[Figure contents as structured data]
----------
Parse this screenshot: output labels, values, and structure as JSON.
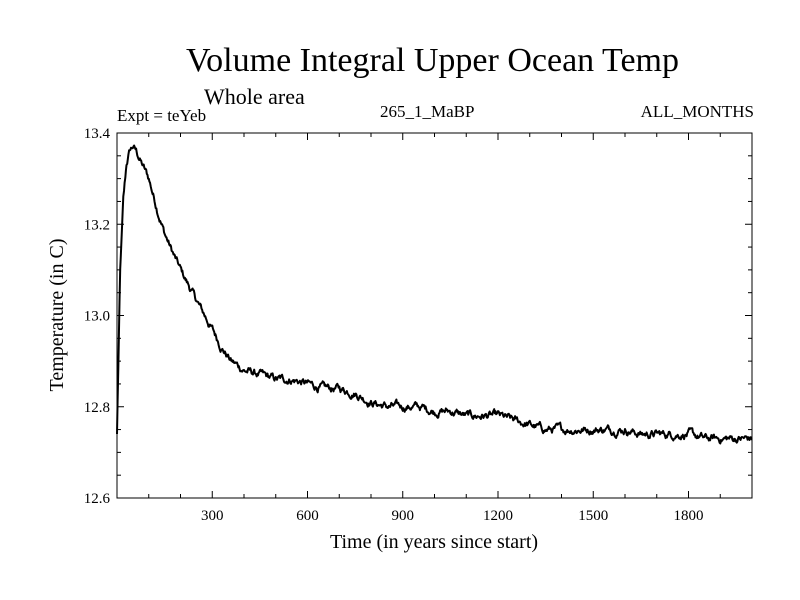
{
  "chart_data": {
    "type": "line",
    "title": "Volume Integral Upper Ocean Temp",
    "subtitle": "Whole area",
    "experiment_label": "Expt = teYeb",
    "center_label": "265_1_MaBP",
    "right_label": "ALL_MONTHS",
    "xlabel": "Time (in years since start)",
    "ylabel": "Temperature (in C)",
    "xlim": [
      0,
      2000
    ],
    "ylim": [
      12.6,
      13.4
    ],
    "xticks": [
      300,
      600,
      900,
      1200,
      1500,
      1800
    ],
    "xtick_labels": [
      "300",
      "600",
      "900",
      "1200",
      "1500",
      "1800"
    ],
    "yticks": [
      12.6,
      12.8,
      13.0,
      13.2,
      13.4
    ],
    "ytick_labels": [
      "12.6",
      "12.8",
      "13.0",
      "13.2",
      "13.4"
    ],
    "series": [
      {
        "name": "Volume integral upper ocean temperature",
        "color": "#000000",
        "x": [
          0,
          5,
          10,
          20,
          30,
          40,
          50,
          60,
          80,
          100,
          120,
          150,
          180,
          200,
          230,
          260,
          300,
          330,
          360,
          400,
          450,
          500,
          550,
          600,
          650,
          700,
          750,
          800,
          850,
          900,
          950,
          1000,
          1050,
          1100,
          1150,
          1200,
          1250,
          1300,
          1350,
          1400,
          1450,
          1500,
          1550,
          1600,
          1650,
          1700,
          1750,
          1800,
          1850,
          1900,
          1950,
          2000
        ],
        "y": [
          12.74,
          12.92,
          13.1,
          13.25,
          13.33,
          13.36,
          13.37,
          13.36,
          13.33,
          13.3,
          13.25,
          13.18,
          13.13,
          13.1,
          13.06,
          13.02,
          12.97,
          12.93,
          12.9,
          12.88,
          12.87,
          12.86,
          12.86,
          12.85,
          12.84,
          12.84,
          12.83,
          12.81,
          12.8,
          12.8,
          12.8,
          12.79,
          12.79,
          12.78,
          12.78,
          12.78,
          12.77,
          12.76,
          12.75,
          12.75,
          12.75,
          12.75,
          12.75,
          12.75,
          12.74,
          12.74,
          12.74,
          12.74,
          12.73,
          12.73,
          12.73,
          12.73
        ]
      }
    ]
  }
}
----------
Without the pictures, reproduce every line of the records above exactly.

Parse this screenshot: output labels, values, and structure as JSON.
{
  "chart_data": {
    "type": "line",
    "title": "Volume Integral Upper Ocean Temp",
    "subtitle": "Whole area",
    "experiment_label": "Expt = teYeb",
    "center_label": "265_1_MaBP",
    "right_label": "ALL_MONTHS",
    "xlabel": "Time (in years since start)",
    "ylabel": "Temperature (in C)",
    "xlim": [
      0,
      2000
    ],
    "ylim": [
      12.6,
      13.4
    ],
    "xticks": [
      300,
      600,
      900,
      1200,
      1500,
      1800
    ],
    "xtick_labels": [
      "300",
      "600",
      "900",
      "1200",
      "1500",
      "1800"
    ],
    "yticks": [
      12.6,
      12.8,
      13.0,
      13.2,
      13.4
    ],
    "ytick_labels": [
      "12.6",
      "12.8",
      "13.0",
      "13.2",
      "13.4"
    ],
    "series": [
      {
        "name": "Volume integral upper ocean temperature",
        "color": "#000000",
        "x": [
          0,
          5,
          10,
          20,
          30,
          40,
          50,
          60,
          80,
          100,
          120,
          150,
          180,
          200,
          230,
          260,
          300,
          330,
          360,
          400,
          450,
          500,
          550,
          600,
          650,
          700,
          750,
          800,
          850,
          900,
          950,
          1000,
          1050,
          1100,
          1150,
          1200,
          1250,
          1300,
          1350,
          1400,
          1450,
          1500,
          1550,
          1600,
          1650,
          1700,
          1750,
          1800,
          1850,
          1900,
          1950,
          2000
        ],
        "y": [
          12.74,
          12.92,
          13.1,
          13.25,
          13.33,
          13.36,
          13.37,
          13.36,
          13.33,
          13.3,
          13.25,
          13.18,
          13.13,
          13.1,
          13.06,
          13.02,
          12.97,
          12.93,
          12.9,
          12.88,
          12.87,
          12.86,
          12.86,
          12.85,
          12.84,
          12.84,
          12.83,
          12.81,
          12.8,
          12.8,
          12.8,
          12.79,
          12.79,
          12.78,
          12.78,
          12.78,
          12.77,
          12.76,
          12.75,
          12.75,
          12.75,
          12.75,
          12.75,
          12.75,
          12.74,
          12.74,
          12.74,
          12.74,
          12.73,
          12.73,
          12.73,
          12.73
        ]
      }
    ]
  }
}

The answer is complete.